**Stated task**
Without including the pictures, copy out every line below.

---------- Exercise data ----------

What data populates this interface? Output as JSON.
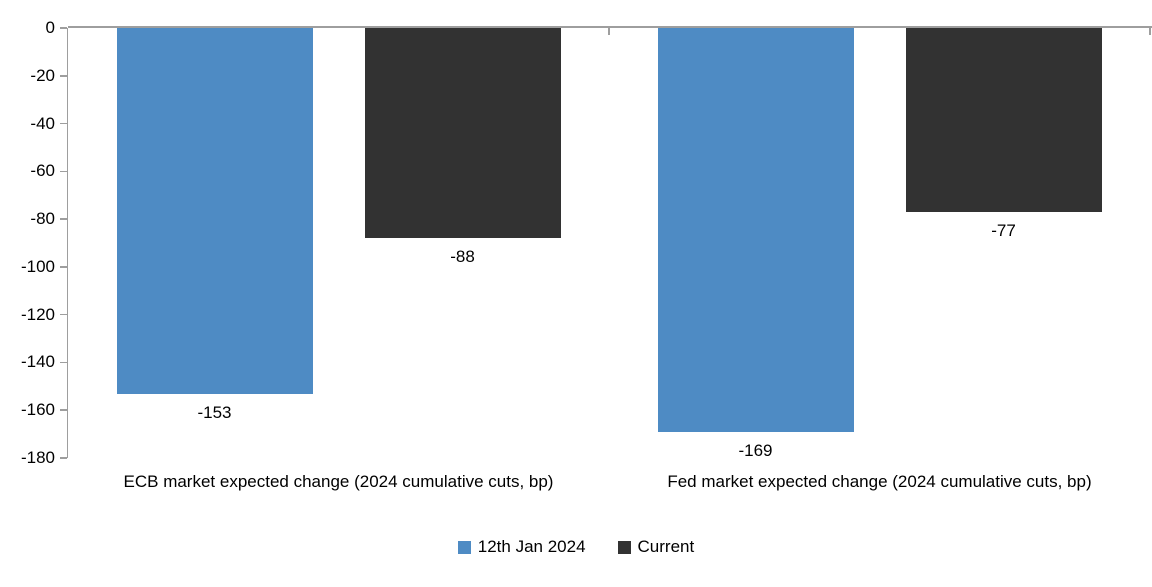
{
  "chart_data": {
    "type": "bar",
    "title": "",
    "xlabel": "",
    "ylabel": "",
    "categories": [
      "ECB market expected change (2024 cumulative cuts, bp)",
      "Fed market expected change (2024 cumulative cuts, bp)"
    ],
    "series": [
      {
        "name": "12th Jan 2024",
        "color": "#4E8BC4",
        "values": [
          -153,
          -169
        ],
        "data_labels": [
          "-153",
          "-169"
        ]
      },
      {
        "name": "Current",
        "color": "#323232",
        "values": [
          -88,
          -77
        ],
        "data_labels": [
          "-88",
          "-77"
        ]
      }
    ],
    "ylim": [
      -180,
      0
    ],
    "yticks": [
      "0",
      "-20",
      "-40",
      "-60",
      "-80",
      "-100",
      "-120",
      "-140",
      "-160",
      "-180"
    ],
    "grid": false,
    "legend_position": "bottom",
    "axis_color": "#9E9E9E",
    "text_color": "#000000",
    "background": "#FFFFFF"
  }
}
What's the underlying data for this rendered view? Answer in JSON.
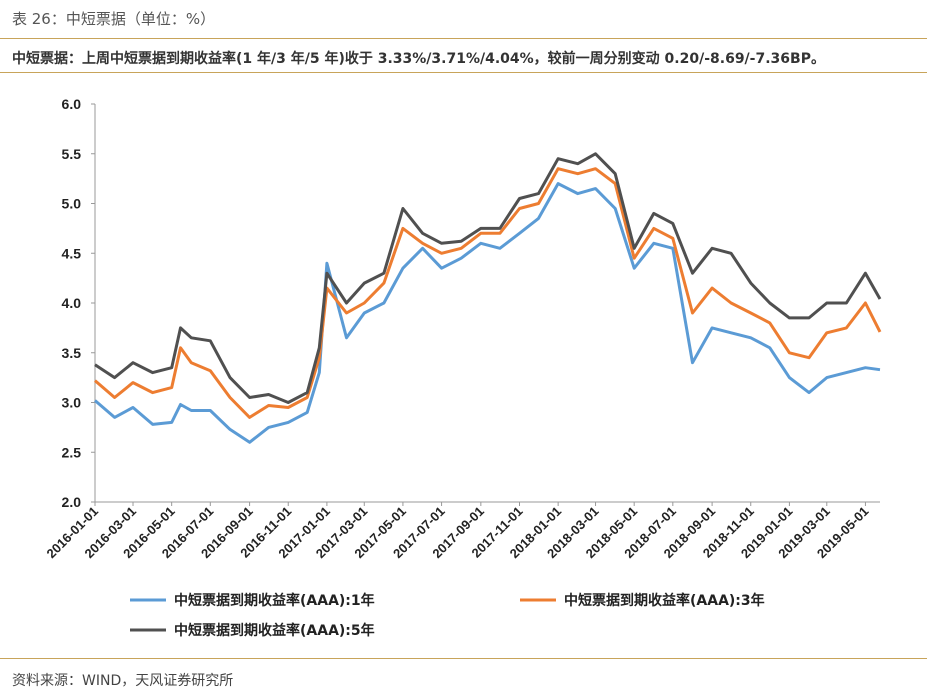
{
  "caption": "表 26：中短票据（单位：%）",
  "summary": "中短票据：上周中短票据到期收益率(1 年/3 年/5 年)收于 3.33%/3.71%/4.04%，较前一周分别变动 0.20/-8.69/-7.36BP。",
  "source": "资料来源：WIND，天风证券研究所",
  "colors": {
    "s1": "#5b9bd5",
    "s3": "#ed7d31",
    "s5": "#505050",
    "rule": "#c8a45a"
  },
  "chart_data": {
    "type": "line",
    "title": "",
    "xlabel": "",
    "ylabel": "",
    "ylim": [
      2.0,
      6.0
    ],
    "yticks": [
      "2.0",
      "2.5",
      "3.0",
      "3.5",
      "4.0",
      "4.5",
      "5.0",
      "5.5",
      "6.0"
    ],
    "xticks": [
      "2016-01-01",
      "2016-03-01",
      "2016-05-01",
      "2016-07-01",
      "2016-09-01",
      "2016-11-01",
      "2017-01-01",
      "2017-03-01",
      "2017-05-01",
      "2017-07-01",
      "2017-09-01",
      "2017-11-01",
      "2018-01-01",
      "2018-03-01",
      "2018-05-01",
      "2018-07-01",
      "2018-09-01",
      "2018-11-01",
      "2019-01-01",
      "2019-03-01",
      "2019-05-01"
    ],
    "grid": false,
    "legend": "bottom",
    "x": [
      "2016-01-01",
      "2016-02-01",
      "2016-03-01",
      "2016-04-01",
      "2016-05-01",
      "2016-05-15",
      "2016-06-01",
      "2016-07-01",
      "2016-08-01",
      "2016-09-01",
      "2016-10-01",
      "2016-11-01",
      "2016-12-01",
      "2016-12-20",
      "2017-01-01",
      "2017-02-01",
      "2017-03-01",
      "2017-04-01",
      "2017-05-01",
      "2017-06-01",
      "2017-07-01",
      "2017-08-01",
      "2017-09-01",
      "2017-10-01",
      "2017-11-01",
      "2017-12-01",
      "2018-01-01",
      "2018-02-01",
      "2018-03-01",
      "2018-04-01",
      "2018-05-01",
      "2018-06-01",
      "2018-07-01",
      "2018-08-01",
      "2018-09-01",
      "2018-10-01",
      "2018-11-01",
      "2018-12-01",
      "2019-01-01",
      "2019-02-01",
      "2019-03-01",
      "2019-04-01",
      "2019-05-01",
      "2019-05-24"
    ],
    "series": [
      {
        "name": "中短票据到期收益率(AAA):1年",
        "values": [
          3.02,
          2.85,
          2.95,
          2.78,
          2.8,
          2.98,
          2.92,
          2.92,
          2.73,
          2.6,
          2.75,
          2.8,
          2.9,
          3.3,
          4.4,
          3.65,
          3.9,
          4.0,
          4.35,
          4.55,
          4.35,
          4.45,
          4.6,
          4.55,
          4.7,
          4.85,
          5.2,
          5.1,
          5.15,
          4.95,
          4.35,
          4.6,
          4.55,
          3.4,
          3.75,
          3.7,
          3.65,
          3.55,
          3.25,
          3.1,
          3.25,
          3.3,
          3.35,
          3.33
        ]
      },
      {
        "name": "中短票据到期收益率(AAA):3年",
        "values": [
          3.22,
          3.05,
          3.2,
          3.1,
          3.15,
          3.55,
          3.4,
          3.32,
          3.05,
          2.85,
          2.97,
          2.95,
          3.05,
          3.45,
          4.15,
          3.9,
          4.0,
          4.2,
          4.75,
          4.6,
          4.5,
          4.55,
          4.7,
          4.7,
          4.95,
          5.0,
          5.35,
          5.3,
          5.35,
          5.2,
          4.45,
          4.75,
          4.65,
          3.9,
          4.15,
          4.0,
          3.9,
          3.8,
          3.5,
          3.45,
          3.7,
          3.75,
          4.0,
          3.71
        ]
      },
      {
        "name": "中短票据到期收益率(AAA):5年",
        "values": [
          3.38,
          3.25,
          3.4,
          3.3,
          3.35,
          3.75,
          3.65,
          3.62,
          3.25,
          3.05,
          3.08,
          3.0,
          3.1,
          3.55,
          4.3,
          4.0,
          4.2,
          4.3,
          4.95,
          4.7,
          4.6,
          4.62,
          4.75,
          4.75,
          5.05,
          5.1,
          5.45,
          5.4,
          5.5,
          5.3,
          4.55,
          4.9,
          4.8,
          4.3,
          4.55,
          4.5,
          4.2,
          4.0,
          3.85,
          3.85,
          4.0,
          4.0,
          4.3,
          4.04
        ]
      }
    ]
  }
}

----------

**Solution to the exercise**
What data populates this interface? Output as JSON.
{
  "chart_data": {
    "type": "bar",
    "title": "",
    "xlabel": "",
    "ylabel": "",
    "categories": [
      "ECB market expected change (2024 cumulative cuts, bp)",
      "Fed market expected change (2024 cumulative cuts, bp)"
    ],
    "series": [
      {
        "name": "12th Jan 2024",
        "color": "#4E8BC4",
        "values": [
          -153,
          -169
        ],
        "data_labels": [
          "-153",
          "-169"
        ]
      },
      {
        "name": "Current",
        "color": "#323232",
        "values": [
          -88,
          -77
        ],
        "data_labels": [
          "-88",
          "-77"
        ]
      }
    ],
    "ylim": [
      -180,
      0
    ],
    "yticks": [
      "0",
      "-20",
      "-40",
      "-60",
      "-80",
      "-100",
      "-120",
      "-140",
      "-160",
      "-180"
    ],
    "grid": false,
    "legend_position": "bottom",
    "axis_color": "#9E9E9E",
    "text_color": "#000000",
    "background": "#FFFFFF"
  }
}
What's the underlying data for this rendered view? Answer in JSON.
{
  "caption": "表 26：中短票据（单位：%）",
  "summary": "中短票据：上周中短票据到期收益率(1 年/3 年/5 年)收于 3.33%/3.71%/4.04%，较前一周分别变动 0.20/-8.69/-7.36BP。",
  "source": "资料来源：WIND，天风证券研究所",
  "colors": {
    "s1": "#5b9bd5",
    "s3": "#ed7d31",
    "s5": "#505050",
    "rule": "#c8a45a"
  },
  "chart_data": {
    "type": "line",
    "title": "",
    "xlabel": "",
    "ylabel": "",
    "ylim": [
      2.0,
      6.0
    ],
    "yticks": [
      "2.0",
      "2.5",
      "3.0",
      "3.5",
      "4.0",
      "4.5",
      "5.0",
      "5.5",
      "6.0"
    ],
    "xticks": [
      "2016-01-01",
      "2016-03-01",
      "2016-05-01",
      "2016-07-01",
      "2016-09-01",
      "2016-11-01",
      "2017-01-01",
      "2017-03-01",
      "2017-05-01",
      "2017-07-01",
      "2017-09-01",
      "2017-11-01",
      "2018-01-01",
      "2018-03-01",
      "2018-05-01",
      "2018-07-01",
      "2018-09-01",
      "2018-11-01",
      "2019-01-01",
      "2019-03-01",
      "2019-05-01"
    ],
    "grid": false,
    "legend": "bottom",
    "x": [
      "2016-01-01",
      "2016-02-01",
      "2016-03-01",
      "2016-04-01",
      "2016-05-01",
      "2016-05-15",
      "2016-06-01",
      "2016-07-01",
      "2016-08-01",
      "2016-09-01",
      "2016-10-01",
      "2016-11-01",
      "2016-12-01",
      "2016-12-20",
      "2017-01-01",
      "2017-02-01",
      "2017-03-01",
      "2017-04-01",
      "2017-05-01",
      "2017-06-01",
      "2017-07-01",
      "2017-08-01",
      "2017-09-01",
      "2017-10-01",
      "2017-11-01",
      "2017-12-01",
      "2018-01-01",
      "2018-02-01",
      "2018-03-01",
      "2018-04-01",
      "2018-05-01",
      "2018-06-01",
      "2018-07-01",
      "2018-08-01",
      "2018-09-01",
      "2018-10-01",
      "2018-11-01",
      "2018-12-01",
      "2019-01-01",
      "2019-02-01",
      "2019-03-01",
      "2019-04-01",
      "2019-05-01",
      "2019-05-24"
    ],
    "series": [
      {
        "name": "中短票据到期收益率(AAA):1年",
        "values": [
          3.02,
          2.85,
          2.95,
          2.78,
          2.8,
          2.98,
          2.92,
          2.92,
          2.73,
          2.6,
          2.75,
          2.8,
          2.9,
          3.3,
          4.4,
          3.65,
          3.9,
          4.0,
          4.35,
          4.55,
          4.35,
          4.45,
          4.6,
          4.55,
          4.7,
          4.85,
          5.2,
          5.1,
          5.15,
          4.95,
          4.35,
          4.6,
          4.55,
          3.4,
          3.75,
          3.7,
          3.65,
          3.55,
          3.25,
          3.1,
          3.25,
          3.3,
          3.35,
          3.33
        ]
      },
      {
        "name": "中短票据到期收益率(AAA):3年",
        "values": [
          3.22,
          3.05,
          3.2,
          3.1,
          3.15,
          3.55,
          3.4,
          3.32,
          3.05,
          2.85,
          2.97,
          2.95,
          3.05,
          3.45,
          4.15,
          3.9,
          4.0,
          4.2,
          4.75,
          4.6,
          4.5,
          4.55,
          4.7,
          4.7,
          4.95,
          5.0,
          5.35,
          5.3,
          5.35,
          5.2,
          4.45,
          4.75,
          4.65,
          3.9,
          4.15,
          4.0,
          3.9,
          3.8,
          3.5,
          3.45,
          3.7,
          3.75,
          4.0,
          3.71
        ]
      },
      {
        "name": "中短票据到期收益率(AAA):5年",
        "values": [
          3.38,
          3.25,
          3.4,
          3.3,
          3.35,
          3.75,
          3.65,
          3.62,
          3.25,
          3.05,
          3.08,
          3.0,
          3.1,
          3.55,
          4.3,
          4.0,
          4.2,
          4.3,
          4.95,
          4.7,
          4.6,
          4.62,
          4.75,
          4.75,
          5.05,
          5.1,
          5.45,
          5.4,
          5.5,
          5.3,
          4.55,
          4.9,
          4.8,
          4.3,
          4.55,
          4.5,
          4.2,
          4.0,
          3.85,
          3.85,
          4.0,
          4.0,
          4.3,
          4.04
        ]
      }
    ]
  }
}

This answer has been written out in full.